Identify and copy all lines of the material where the string "pour" is found.

DATA IN THIS EXERCISE |
◆ ◆ ◆ ◆ ◆ ◆ ◆

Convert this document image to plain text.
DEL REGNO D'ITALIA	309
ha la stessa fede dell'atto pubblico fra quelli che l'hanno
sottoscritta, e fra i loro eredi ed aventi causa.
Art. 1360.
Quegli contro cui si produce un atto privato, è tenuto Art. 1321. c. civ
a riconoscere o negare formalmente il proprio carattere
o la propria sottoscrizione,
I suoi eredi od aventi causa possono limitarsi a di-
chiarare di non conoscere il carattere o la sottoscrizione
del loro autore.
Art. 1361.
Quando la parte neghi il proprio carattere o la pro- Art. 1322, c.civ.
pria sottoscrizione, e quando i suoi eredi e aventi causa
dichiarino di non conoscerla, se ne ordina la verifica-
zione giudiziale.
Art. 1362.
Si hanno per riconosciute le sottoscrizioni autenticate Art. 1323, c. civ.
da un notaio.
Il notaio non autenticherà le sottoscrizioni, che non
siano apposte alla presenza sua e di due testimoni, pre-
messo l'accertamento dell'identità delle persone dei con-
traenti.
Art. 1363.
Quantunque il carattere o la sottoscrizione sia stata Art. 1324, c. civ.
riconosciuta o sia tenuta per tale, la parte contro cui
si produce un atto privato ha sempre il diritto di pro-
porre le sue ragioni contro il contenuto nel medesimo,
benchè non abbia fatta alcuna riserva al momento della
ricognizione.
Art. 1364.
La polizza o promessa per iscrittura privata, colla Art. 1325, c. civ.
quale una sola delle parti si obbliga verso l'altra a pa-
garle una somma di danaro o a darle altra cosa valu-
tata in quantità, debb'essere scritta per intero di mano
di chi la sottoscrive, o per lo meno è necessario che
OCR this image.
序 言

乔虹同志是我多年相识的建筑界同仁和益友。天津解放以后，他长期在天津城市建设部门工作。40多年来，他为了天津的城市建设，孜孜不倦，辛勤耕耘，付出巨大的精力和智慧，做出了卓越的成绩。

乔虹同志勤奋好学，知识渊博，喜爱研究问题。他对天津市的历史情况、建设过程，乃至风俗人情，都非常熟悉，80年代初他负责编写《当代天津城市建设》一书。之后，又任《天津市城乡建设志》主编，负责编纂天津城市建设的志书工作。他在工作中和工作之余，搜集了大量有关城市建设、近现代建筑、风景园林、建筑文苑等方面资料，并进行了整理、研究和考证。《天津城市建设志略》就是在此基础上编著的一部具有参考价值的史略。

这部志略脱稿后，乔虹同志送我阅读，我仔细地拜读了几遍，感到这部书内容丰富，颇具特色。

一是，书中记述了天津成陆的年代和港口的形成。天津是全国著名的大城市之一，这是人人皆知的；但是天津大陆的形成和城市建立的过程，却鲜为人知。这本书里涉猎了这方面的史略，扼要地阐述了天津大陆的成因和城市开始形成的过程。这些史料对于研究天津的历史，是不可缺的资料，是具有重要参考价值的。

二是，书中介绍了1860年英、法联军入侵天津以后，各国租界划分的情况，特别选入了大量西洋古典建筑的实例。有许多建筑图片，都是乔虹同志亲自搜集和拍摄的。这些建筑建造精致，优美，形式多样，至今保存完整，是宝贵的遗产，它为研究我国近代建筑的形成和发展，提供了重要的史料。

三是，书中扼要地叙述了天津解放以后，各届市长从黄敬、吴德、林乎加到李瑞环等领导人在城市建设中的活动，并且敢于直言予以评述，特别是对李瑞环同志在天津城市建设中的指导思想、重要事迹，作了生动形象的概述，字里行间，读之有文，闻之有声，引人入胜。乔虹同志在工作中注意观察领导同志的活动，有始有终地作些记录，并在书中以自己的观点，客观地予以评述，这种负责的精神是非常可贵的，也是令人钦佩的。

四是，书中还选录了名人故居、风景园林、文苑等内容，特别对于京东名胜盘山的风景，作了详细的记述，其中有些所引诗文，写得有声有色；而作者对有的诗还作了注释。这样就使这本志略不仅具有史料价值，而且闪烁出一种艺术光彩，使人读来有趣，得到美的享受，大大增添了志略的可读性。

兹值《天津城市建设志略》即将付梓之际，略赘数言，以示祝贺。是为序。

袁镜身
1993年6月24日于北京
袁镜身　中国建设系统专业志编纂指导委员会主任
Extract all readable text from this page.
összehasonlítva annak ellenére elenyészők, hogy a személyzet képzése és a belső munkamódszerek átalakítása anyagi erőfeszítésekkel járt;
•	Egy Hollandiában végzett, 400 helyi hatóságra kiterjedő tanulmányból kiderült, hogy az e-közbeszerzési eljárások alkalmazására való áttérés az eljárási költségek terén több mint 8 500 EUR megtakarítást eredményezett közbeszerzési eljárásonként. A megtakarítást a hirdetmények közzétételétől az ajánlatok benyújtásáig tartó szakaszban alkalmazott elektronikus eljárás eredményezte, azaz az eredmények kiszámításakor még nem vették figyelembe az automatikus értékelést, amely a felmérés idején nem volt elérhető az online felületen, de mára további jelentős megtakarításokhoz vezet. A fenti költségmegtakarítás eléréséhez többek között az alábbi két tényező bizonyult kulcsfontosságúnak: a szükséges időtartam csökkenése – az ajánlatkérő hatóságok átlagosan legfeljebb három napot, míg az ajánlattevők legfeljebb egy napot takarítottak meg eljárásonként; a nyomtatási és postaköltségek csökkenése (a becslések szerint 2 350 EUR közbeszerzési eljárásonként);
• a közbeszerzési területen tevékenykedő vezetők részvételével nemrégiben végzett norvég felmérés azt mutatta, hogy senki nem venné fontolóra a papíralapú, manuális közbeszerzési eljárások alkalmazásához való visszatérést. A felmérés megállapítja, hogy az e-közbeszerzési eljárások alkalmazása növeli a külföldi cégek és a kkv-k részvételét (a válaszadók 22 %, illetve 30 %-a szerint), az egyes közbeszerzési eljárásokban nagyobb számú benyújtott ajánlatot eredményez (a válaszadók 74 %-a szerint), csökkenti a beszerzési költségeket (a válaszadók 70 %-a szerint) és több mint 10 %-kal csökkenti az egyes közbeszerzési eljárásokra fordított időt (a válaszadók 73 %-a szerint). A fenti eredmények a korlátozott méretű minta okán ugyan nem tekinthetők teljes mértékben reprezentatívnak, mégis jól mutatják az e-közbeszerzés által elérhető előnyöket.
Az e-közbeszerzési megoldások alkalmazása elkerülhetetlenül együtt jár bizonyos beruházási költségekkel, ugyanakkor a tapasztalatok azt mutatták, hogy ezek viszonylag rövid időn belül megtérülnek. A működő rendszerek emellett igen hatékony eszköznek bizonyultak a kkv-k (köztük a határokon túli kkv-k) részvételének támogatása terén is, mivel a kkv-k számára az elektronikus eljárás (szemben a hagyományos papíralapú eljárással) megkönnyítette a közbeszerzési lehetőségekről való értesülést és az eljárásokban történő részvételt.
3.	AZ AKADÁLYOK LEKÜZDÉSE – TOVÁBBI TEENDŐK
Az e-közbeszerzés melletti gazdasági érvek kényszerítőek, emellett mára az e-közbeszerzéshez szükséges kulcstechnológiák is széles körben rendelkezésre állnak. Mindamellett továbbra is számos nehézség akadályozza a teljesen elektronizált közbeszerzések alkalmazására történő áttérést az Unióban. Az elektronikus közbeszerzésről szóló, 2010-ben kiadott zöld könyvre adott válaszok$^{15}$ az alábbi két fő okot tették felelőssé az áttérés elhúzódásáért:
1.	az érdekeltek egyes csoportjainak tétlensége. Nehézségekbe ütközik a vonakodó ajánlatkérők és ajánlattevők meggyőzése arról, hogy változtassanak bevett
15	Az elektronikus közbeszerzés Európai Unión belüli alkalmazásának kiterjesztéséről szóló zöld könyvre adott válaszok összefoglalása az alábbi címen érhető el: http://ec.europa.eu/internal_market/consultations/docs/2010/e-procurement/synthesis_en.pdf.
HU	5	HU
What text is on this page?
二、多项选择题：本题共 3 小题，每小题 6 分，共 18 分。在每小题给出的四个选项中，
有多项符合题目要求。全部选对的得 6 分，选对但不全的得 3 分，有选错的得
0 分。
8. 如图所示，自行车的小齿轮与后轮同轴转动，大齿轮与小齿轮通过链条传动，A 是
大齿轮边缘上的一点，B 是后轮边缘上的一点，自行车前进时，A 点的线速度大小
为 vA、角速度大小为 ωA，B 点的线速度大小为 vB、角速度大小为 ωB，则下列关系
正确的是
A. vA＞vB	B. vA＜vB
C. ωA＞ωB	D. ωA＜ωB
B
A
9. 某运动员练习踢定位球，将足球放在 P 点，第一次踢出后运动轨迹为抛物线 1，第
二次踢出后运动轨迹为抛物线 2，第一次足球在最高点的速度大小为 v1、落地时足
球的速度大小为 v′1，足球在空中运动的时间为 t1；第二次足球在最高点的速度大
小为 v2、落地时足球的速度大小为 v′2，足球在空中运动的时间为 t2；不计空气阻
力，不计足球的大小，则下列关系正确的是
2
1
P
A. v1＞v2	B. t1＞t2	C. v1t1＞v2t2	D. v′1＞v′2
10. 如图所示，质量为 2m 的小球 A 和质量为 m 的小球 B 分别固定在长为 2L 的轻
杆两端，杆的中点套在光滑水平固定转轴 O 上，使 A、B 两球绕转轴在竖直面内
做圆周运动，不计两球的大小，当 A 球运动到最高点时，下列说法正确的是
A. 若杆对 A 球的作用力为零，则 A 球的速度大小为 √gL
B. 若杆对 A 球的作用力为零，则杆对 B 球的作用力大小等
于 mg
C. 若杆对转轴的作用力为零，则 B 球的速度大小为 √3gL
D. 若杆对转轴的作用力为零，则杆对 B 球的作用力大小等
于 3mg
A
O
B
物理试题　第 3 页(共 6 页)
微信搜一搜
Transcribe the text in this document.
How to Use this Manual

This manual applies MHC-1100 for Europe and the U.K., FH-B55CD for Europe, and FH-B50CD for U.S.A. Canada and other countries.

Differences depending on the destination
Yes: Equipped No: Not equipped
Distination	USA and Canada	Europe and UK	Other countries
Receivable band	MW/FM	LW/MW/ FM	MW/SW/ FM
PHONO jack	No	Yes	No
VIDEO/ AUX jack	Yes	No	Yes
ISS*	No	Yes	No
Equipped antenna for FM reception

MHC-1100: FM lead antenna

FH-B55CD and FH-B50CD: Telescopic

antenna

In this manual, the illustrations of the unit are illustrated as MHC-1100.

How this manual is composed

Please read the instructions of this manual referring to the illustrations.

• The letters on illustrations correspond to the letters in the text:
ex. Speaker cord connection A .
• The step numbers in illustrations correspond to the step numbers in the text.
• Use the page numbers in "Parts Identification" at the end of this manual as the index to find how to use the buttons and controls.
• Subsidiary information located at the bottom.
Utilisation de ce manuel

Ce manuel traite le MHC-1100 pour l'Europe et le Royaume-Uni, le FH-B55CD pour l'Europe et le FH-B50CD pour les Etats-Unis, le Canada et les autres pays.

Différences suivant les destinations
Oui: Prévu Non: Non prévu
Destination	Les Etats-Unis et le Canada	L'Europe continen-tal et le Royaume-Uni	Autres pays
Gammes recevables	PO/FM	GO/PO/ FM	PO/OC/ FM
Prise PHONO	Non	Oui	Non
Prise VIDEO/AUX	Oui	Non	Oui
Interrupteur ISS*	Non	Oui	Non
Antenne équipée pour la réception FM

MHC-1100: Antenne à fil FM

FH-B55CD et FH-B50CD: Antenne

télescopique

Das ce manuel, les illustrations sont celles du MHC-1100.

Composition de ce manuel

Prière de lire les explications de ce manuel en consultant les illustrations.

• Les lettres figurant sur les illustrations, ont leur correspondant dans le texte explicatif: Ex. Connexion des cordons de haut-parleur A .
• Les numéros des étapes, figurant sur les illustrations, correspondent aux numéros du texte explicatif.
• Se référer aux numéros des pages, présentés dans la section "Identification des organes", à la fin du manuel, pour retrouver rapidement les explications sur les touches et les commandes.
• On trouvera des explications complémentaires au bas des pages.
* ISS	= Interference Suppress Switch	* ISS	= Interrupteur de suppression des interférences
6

◆ ◆ ◆ ◆ ◆ ◆ ◆

EXERCISE SOLUTION |
Ce manuel traite le MHC-1100 pour l'Europe et le Royaume-Uni, le FH-B55CD pour l'Europe et le FH-B50CD pour les Etats-Unis, le Canada et les autres pays.
Antenne équipée pour la réception FM
• Se référer aux numéros des pages, présentés dans la section "Identification des organes", à la fin du manuel, pour retrouver rapidement les explications sur les touches et les commandes.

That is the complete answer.